Tally the lines of the data that include the word "progression" and state the total, nothing else.

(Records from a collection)
START

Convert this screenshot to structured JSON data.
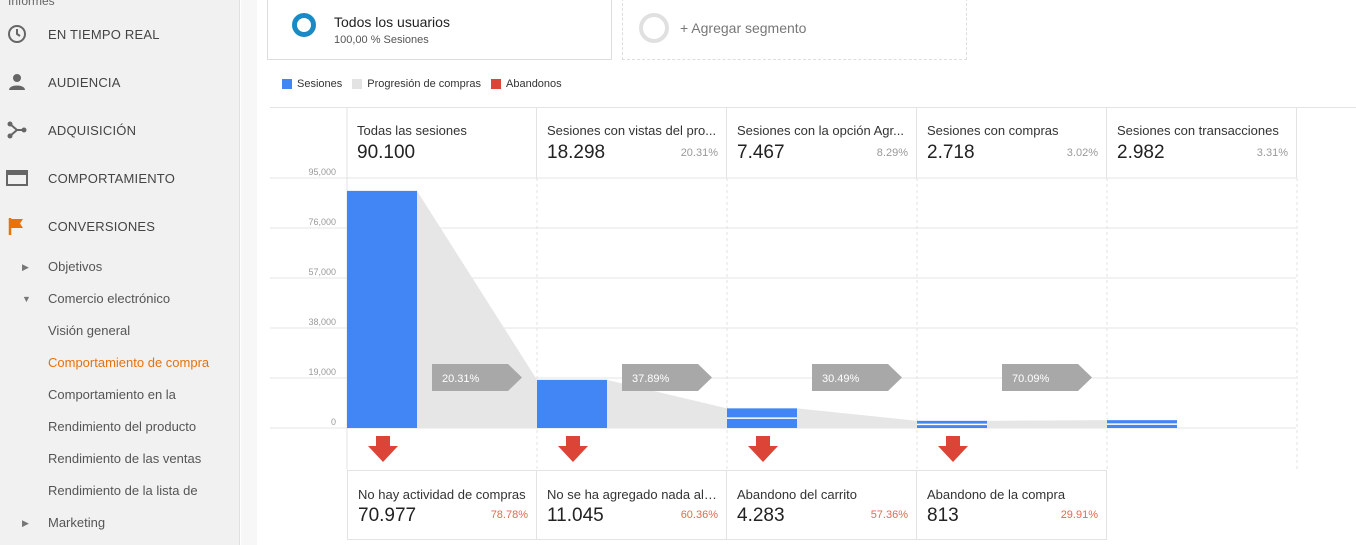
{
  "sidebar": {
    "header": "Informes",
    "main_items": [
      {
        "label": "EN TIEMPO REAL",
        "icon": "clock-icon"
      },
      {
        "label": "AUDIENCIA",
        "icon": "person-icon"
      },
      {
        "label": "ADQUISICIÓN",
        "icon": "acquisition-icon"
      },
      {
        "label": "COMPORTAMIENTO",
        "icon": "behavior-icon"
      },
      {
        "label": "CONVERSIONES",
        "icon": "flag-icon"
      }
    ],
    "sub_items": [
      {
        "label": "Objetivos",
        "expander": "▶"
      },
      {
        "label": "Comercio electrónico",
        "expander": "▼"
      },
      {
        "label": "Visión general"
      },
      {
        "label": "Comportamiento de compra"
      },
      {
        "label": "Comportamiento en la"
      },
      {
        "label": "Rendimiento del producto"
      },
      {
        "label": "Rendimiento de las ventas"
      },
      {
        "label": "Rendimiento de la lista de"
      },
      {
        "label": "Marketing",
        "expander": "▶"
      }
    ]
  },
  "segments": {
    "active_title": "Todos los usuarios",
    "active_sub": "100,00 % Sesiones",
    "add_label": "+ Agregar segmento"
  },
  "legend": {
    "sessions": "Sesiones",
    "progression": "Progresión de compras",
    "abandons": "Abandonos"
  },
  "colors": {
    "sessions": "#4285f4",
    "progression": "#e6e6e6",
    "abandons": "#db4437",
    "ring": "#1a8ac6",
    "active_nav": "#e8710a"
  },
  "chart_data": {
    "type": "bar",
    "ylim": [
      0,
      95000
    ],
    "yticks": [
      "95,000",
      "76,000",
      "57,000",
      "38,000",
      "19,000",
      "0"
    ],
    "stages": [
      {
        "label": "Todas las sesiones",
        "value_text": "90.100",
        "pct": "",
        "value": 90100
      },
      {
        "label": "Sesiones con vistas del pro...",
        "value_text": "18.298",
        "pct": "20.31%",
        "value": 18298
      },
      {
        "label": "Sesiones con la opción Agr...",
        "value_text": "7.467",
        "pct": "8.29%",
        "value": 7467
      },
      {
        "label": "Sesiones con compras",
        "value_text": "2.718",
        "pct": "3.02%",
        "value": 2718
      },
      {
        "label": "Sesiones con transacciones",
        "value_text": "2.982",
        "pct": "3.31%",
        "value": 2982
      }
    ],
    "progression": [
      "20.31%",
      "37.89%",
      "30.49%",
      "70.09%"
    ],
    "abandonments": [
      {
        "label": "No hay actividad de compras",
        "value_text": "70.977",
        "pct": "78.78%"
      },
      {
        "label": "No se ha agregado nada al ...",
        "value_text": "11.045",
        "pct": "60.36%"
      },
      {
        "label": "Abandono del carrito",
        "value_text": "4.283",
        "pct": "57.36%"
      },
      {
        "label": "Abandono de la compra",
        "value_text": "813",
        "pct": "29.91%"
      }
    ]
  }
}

END
START

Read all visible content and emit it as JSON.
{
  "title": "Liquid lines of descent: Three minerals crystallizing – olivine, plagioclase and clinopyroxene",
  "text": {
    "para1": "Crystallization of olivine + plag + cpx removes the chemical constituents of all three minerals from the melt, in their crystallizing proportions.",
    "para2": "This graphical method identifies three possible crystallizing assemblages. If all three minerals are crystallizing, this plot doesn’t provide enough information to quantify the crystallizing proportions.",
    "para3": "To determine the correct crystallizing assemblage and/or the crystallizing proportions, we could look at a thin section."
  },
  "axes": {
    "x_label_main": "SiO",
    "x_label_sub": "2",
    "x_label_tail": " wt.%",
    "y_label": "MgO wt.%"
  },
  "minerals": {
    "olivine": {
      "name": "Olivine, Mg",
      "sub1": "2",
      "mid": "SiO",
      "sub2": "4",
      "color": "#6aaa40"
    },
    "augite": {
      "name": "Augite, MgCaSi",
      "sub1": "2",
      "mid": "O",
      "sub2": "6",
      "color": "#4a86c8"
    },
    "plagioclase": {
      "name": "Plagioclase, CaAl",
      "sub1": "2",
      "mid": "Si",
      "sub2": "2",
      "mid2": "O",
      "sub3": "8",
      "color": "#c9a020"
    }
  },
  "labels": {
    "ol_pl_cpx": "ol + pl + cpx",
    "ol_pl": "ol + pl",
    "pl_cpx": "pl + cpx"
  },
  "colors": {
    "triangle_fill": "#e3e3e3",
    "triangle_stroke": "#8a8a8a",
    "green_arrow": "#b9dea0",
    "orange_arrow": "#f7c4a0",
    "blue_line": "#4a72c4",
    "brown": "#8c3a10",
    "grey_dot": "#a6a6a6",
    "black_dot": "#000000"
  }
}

END

Result » 3